*Provided data:*
++++++++++++++++++++
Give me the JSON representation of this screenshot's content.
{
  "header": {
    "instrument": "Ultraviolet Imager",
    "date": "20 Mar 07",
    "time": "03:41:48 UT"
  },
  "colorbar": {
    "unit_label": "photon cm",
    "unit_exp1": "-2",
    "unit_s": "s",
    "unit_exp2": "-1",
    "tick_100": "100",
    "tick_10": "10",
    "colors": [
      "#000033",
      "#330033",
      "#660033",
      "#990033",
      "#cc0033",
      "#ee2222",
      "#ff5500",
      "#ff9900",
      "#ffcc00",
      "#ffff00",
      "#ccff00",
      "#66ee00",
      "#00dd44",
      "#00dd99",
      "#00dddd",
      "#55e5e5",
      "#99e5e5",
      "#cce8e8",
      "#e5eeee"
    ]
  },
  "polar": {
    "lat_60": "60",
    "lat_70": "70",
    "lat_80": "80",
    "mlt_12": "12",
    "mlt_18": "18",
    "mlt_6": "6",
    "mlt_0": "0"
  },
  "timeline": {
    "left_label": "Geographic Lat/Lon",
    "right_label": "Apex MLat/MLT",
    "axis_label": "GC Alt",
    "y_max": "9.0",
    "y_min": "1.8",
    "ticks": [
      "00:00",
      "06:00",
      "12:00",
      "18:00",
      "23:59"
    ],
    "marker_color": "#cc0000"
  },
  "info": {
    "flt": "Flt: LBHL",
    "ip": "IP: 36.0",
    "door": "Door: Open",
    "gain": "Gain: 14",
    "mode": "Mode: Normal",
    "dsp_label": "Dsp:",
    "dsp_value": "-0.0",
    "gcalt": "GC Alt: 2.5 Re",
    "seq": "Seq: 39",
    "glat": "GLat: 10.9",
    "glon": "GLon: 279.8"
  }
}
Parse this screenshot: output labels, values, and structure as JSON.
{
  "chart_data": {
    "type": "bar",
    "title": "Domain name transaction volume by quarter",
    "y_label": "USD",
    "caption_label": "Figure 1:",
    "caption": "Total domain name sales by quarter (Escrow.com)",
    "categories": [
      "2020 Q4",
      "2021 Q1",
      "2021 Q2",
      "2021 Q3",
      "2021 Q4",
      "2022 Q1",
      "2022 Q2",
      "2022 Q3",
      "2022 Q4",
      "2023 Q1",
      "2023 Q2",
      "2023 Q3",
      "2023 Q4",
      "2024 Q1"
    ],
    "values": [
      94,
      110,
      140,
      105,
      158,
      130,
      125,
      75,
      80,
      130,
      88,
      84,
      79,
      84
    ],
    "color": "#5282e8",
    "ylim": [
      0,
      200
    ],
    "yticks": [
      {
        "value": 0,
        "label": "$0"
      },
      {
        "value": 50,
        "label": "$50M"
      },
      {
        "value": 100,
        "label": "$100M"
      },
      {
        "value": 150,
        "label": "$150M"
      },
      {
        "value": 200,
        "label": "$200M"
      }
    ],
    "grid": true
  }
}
++++++++++++++++++++
*What is asked:* Repeat only the stretch of lines that begins at the line containing "Parse this screenshot: output" and ends at the last line above, both included.

*Final result:*
Parse this screenshot: output labels, values, and structure as JSON.
{
  "chart_data": {
    "type": "bar",
    "title": "Domain name transaction volume by quarter",
    "y_label": "USD",
    "caption_label": "Figure 1:",
    "caption": "Total domain name sales by quarter (Escrow.com)",
    "categories": [
      "2020 Q4",
      "2021 Q1",
      "2021 Q2",
      "2021 Q3",
      "2021 Q4",
      "2022 Q1",
      "2022 Q2",
      "2022 Q3",
      "2022 Q4",
      "2023 Q1",
      "2023 Q2",
      "2023 Q3",
      "2023 Q4",
      "2024 Q1"
    ],
    "values": [
      94,
      110,
      140,
      105,
      158,
      130,
      125,
      75,
      80,
      130,
      88,
      84,
      79,
      84
    ],
    "color": "#5282e8",
    "ylim": [
      0,
      200
    ],
    "yticks": [
      {
        "value": 0,
        "label": "$0"
      },
      {
        "value": 50,
        "label": "$50M"
      },
      {
        "value": 100,
        "label": "$100M"
      },
      {
        "value": 150,
        "label": "$150M"
      },
      {
        "value": 200,
        "label": "$200M"
      }
    ],
    "grid": true
  }
}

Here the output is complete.